- STATED PROBLEM: Without altering anything, output the material below.

Raw records
Start
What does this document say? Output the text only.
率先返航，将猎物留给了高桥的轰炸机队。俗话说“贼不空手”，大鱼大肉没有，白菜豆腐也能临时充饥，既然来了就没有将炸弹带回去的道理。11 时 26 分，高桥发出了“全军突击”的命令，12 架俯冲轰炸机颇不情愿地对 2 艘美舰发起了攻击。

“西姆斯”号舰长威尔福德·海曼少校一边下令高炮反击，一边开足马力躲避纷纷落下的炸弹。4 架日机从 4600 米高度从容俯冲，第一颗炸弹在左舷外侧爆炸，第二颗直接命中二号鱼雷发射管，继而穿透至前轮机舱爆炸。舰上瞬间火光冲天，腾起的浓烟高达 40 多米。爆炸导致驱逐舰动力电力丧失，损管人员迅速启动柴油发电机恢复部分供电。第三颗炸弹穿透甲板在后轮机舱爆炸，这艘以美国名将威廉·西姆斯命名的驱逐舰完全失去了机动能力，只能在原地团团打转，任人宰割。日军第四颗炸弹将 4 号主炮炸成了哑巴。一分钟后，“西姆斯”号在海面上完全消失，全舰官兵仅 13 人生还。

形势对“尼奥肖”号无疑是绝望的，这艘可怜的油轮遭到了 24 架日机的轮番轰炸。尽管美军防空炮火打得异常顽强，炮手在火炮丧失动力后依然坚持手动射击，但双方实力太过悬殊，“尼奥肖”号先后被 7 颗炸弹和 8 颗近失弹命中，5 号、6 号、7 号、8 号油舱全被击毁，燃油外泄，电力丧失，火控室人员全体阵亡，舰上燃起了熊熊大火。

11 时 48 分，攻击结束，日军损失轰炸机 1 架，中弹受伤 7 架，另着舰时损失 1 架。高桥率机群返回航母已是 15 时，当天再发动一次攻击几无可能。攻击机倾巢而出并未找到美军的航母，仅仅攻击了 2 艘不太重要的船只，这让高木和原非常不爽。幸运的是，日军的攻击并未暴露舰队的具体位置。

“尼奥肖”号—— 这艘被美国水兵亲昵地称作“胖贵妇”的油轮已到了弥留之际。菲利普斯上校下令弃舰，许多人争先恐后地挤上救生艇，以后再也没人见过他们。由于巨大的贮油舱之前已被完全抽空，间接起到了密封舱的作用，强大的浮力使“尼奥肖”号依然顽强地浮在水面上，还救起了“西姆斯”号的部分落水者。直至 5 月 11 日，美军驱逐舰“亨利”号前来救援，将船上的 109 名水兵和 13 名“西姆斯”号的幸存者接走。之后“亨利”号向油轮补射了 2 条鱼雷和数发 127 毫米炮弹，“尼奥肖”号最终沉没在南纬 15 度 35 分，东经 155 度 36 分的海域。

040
End
- RESPONSE TO THE EXERCISE:
What does this document say? Output the text only.
率先返航，将猎物留给了高桥的轰炸机队。俗话说“贼不空手”，大鱼大肉没有，白菜豆腐也能临时充饥，既然来了就没有将炸弹带回去的道理。11 时 26 分，高桥发出了“全军突击”的命令，12 架俯冲轰炸机颇不情愿地对 2 艘美舰发起了攻击。

“西姆斯”号舰长威尔福德·海曼少校一边下令高炮反击，一边开足马力躲避纷纷落下的炸弹。4 架日机从 4600 米高度从容俯冲，第一颗炸弹在左舷外侧爆炸，第二颗直接命中二号鱼雷发射管，继而穿透至前轮机舱爆炸。舰上瞬间火光冲天，腾起的浓烟高达 40 多米。爆炸导致驱逐舰动力电力丧失，损管人员迅速启动柴油发电机恢复部分供电。第三颗炸弹穿透甲板在后轮机舱爆炸，这艘以美国名将威廉·西姆斯命名的驱逐舰完全失去了机动能力，只能在原地团团打转，任人宰割。日军第四颗炸弹将 4 号主炮炸成了哑巴。一分钟后，“西姆斯”号在海面上完全消失，全舰官兵仅 13 人生还。

形势对“尼奥肖”号无疑是绝望的，这艘可怜的油轮遭到了 24 架日机的轮番轰炸。尽管美军防空炮火打得异常顽强，炮手在火炮丧失动力后依然坚持手动射击，但双方实力太过悬殊，“尼奥肖”号先后被 7 颗炸弹和 8 颗近失弹命中，5 号、6 号、7 号、8 号油舱全被击毁，燃油外泄，电力丧失，火控室人员全体阵亡，舰上燃起了熊熊大火。

11 时 48 分，攻击结束，日军损失轰炸机 1 架，中弹受伤 7 架，另着舰时损失 1 架。高桥率机群返回航母已是 15 时，当天再发动一次攻击几无可能。攻击机倾巢而出并未找到美军的航母，仅仅攻击了 2 艘不太重要的船只，这让高木和原非常不爽。幸运的是，日军的攻击并未暴露舰队的具体位置。

“尼奥肖”号—— 这艘被美国水兵亲昵地称作“胖贵妇”的油轮已到了弥留之际。菲利普斯上校下令弃舰，许多人争先恐后地挤上救生艇，以后再也没人见过他们。由于巨大的贮油舱之前已被完全抽空，间接起到了密封舱的作用，强大的浮力使“尼奥肖”号依然顽强地浮在水面上，还救起了“西姆斯”号的部分落水者。直至 5 月 11 日，美军驱逐舰“亨利”号前来救援，将船上的 109 名水兵和 13 名“西姆斯”号的幸存者接走。之后“亨利”号向油轮补射了 2 条鱼雷和数发 127 毫米炮弹，“尼奥肖”号最终沉没在南纬 15 度 35 分，东经 155 度 36 分的海域。

040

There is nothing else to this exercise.